--- start of The records ---

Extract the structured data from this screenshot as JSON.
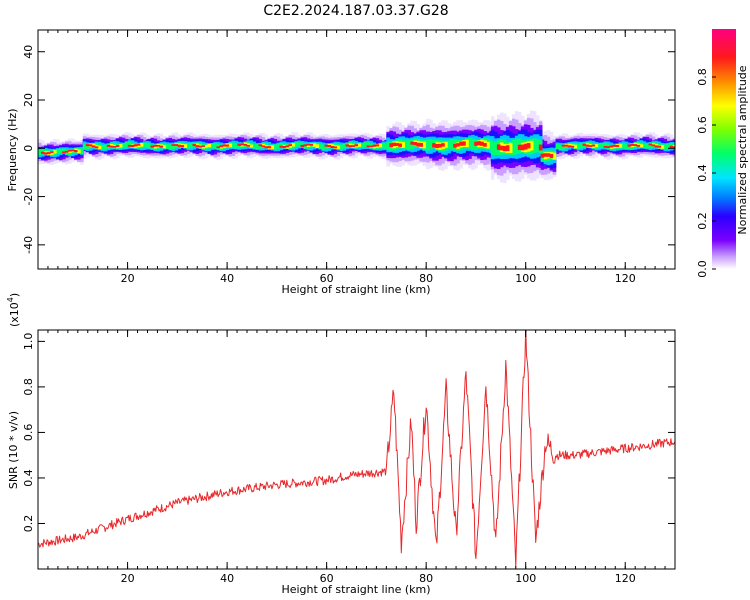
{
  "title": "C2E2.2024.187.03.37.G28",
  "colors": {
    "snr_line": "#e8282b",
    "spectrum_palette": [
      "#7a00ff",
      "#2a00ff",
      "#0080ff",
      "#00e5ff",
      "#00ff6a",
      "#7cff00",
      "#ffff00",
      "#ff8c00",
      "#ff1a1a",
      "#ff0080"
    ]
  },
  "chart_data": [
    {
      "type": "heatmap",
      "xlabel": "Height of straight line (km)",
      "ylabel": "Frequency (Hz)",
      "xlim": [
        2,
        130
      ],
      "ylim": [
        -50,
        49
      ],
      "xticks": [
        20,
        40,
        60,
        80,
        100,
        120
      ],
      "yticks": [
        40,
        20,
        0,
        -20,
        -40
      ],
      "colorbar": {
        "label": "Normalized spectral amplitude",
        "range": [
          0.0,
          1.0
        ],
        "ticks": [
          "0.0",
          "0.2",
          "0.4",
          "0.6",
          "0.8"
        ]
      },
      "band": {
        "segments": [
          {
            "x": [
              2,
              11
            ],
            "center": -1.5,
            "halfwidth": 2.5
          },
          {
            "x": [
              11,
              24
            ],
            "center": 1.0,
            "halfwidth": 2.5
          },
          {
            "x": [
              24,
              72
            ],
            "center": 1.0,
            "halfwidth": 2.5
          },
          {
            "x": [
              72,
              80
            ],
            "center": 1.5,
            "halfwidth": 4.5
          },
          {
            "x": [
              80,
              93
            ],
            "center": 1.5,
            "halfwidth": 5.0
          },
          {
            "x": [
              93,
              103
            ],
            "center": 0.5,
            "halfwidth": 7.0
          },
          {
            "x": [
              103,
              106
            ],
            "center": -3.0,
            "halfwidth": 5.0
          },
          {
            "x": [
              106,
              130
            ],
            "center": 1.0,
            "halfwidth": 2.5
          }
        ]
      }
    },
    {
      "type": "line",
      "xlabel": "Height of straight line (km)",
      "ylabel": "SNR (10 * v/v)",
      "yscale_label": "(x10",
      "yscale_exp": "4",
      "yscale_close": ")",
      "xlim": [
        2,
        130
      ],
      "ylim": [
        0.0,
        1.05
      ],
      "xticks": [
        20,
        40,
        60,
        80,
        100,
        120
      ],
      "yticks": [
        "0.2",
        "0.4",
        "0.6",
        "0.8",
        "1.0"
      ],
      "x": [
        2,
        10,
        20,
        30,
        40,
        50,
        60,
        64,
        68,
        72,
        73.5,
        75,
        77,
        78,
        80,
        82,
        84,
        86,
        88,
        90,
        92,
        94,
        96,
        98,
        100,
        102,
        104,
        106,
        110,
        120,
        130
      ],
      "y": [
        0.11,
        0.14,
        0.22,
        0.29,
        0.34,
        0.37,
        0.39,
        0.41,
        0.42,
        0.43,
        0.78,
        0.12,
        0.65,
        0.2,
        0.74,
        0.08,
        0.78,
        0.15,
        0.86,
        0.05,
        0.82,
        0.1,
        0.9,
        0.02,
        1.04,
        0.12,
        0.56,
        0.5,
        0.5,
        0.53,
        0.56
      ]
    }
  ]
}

--- end of The records ---

* _Exercise brief_: Copy out the whole listing exactly, and don't carry over any pictures.

* _Exercise result_:
Extract the structured data from this screenshot as JSON.
{
  "title": "C2E2.2024.187.03.37.G28",
  "colors": {
    "snr_line": "#e8282b",
    "spectrum_palette": [
      "#7a00ff",
      "#2a00ff",
      "#0080ff",
      "#00e5ff",
      "#00ff6a",
      "#7cff00",
      "#ffff00",
      "#ff8c00",
      "#ff1a1a",
      "#ff0080"
    ]
  },
  "chart_data": [
    {
      "type": "heatmap",
      "xlabel": "Height of straight line (km)",
      "ylabel": "Frequency (Hz)",
      "xlim": [
        2,
        130
      ],
      "ylim": [
        -50,
        49
      ],
      "xticks": [
        20,
        40,
        60,
        80,
        100,
        120
      ],
      "yticks": [
        40,
        20,
        0,
        -20,
        -40
      ],
      "colorbar": {
        "label": "Normalized spectral amplitude",
        "range": [
          0.0,
          1.0
        ],
        "ticks": [
          "0.0",
          "0.2",
          "0.4",
          "0.6",
          "0.8"
        ]
      },
      "band": {
        "segments": [
          {
            "x": [
              2,
              11
            ],
            "center": -1.5,
            "halfwidth": 2.5
          },
          {
            "x": [
              11,
              24
            ],
            "center": 1.0,
            "halfwidth": 2.5
          },
          {
            "x": [
              24,
              72
            ],
            "center": 1.0,
            "halfwidth": 2.5
          },
          {
            "x": [
              72,
              80
            ],
            "center": 1.5,
            "halfwidth": 4.5
          },
          {
            "x": [
              80,
              93
            ],
            "center": 1.5,
            "halfwidth": 5.0
          },
          {
            "x": [
              93,
              103
            ],
            "center": 0.5,
            "halfwidth": 7.0
          },
          {
            "x": [
              103,
              106
            ],
            "center": -3.0,
            "halfwidth": 5.0
          },
          {
            "x": [
              106,
              130
            ],
            "center": 1.0,
            "halfwidth": 2.5
          }
        ]
      }
    },
    {
      "type": "line",
      "xlabel": "Height of straight line (km)",
      "ylabel": "SNR (10 * v/v)",
      "yscale_label": "(x10",
      "yscale_exp": "4",
      "yscale_close": ")",
      "xlim": [
        2,
        130
      ],
      "ylim": [
        0.0,
        1.05
      ],
      "xticks": [
        20,
        40,
        60,
        80,
        100,
        120
      ],
      "yticks": [
        "0.2",
        "0.4",
        "0.6",
        "0.8",
        "1.0"
      ],
      "x": [
        2,
        10,
        20,
        30,
        40,
        50,
        60,
        64,
        68,
        72,
        73.5,
        75,
        77,
        78,
        80,
        82,
        84,
        86,
        88,
        90,
        92,
        94,
        96,
        98,
        100,
        102,
        104,
        106,
        110,
        120,
        130
      ],
      "y": [
        0.11,
        0.14,
        0.22,
        0.29,
        0.34,
        0.37,
        0.39,
        0.41,
        0.42,
        0.43,
        0.78,
        0.12,
        0.65,
        0.2,
        0.74,
        0.08,
        0.78,
        0.15,
        0.86,
        0.05,
        0.82,
        0.1,
        0.9,
        0.02,
        1.04,
        0.12,
        0.56,
        0.5,
        0.5,
        0.53,
        0.56
      ]
    }
  ]
}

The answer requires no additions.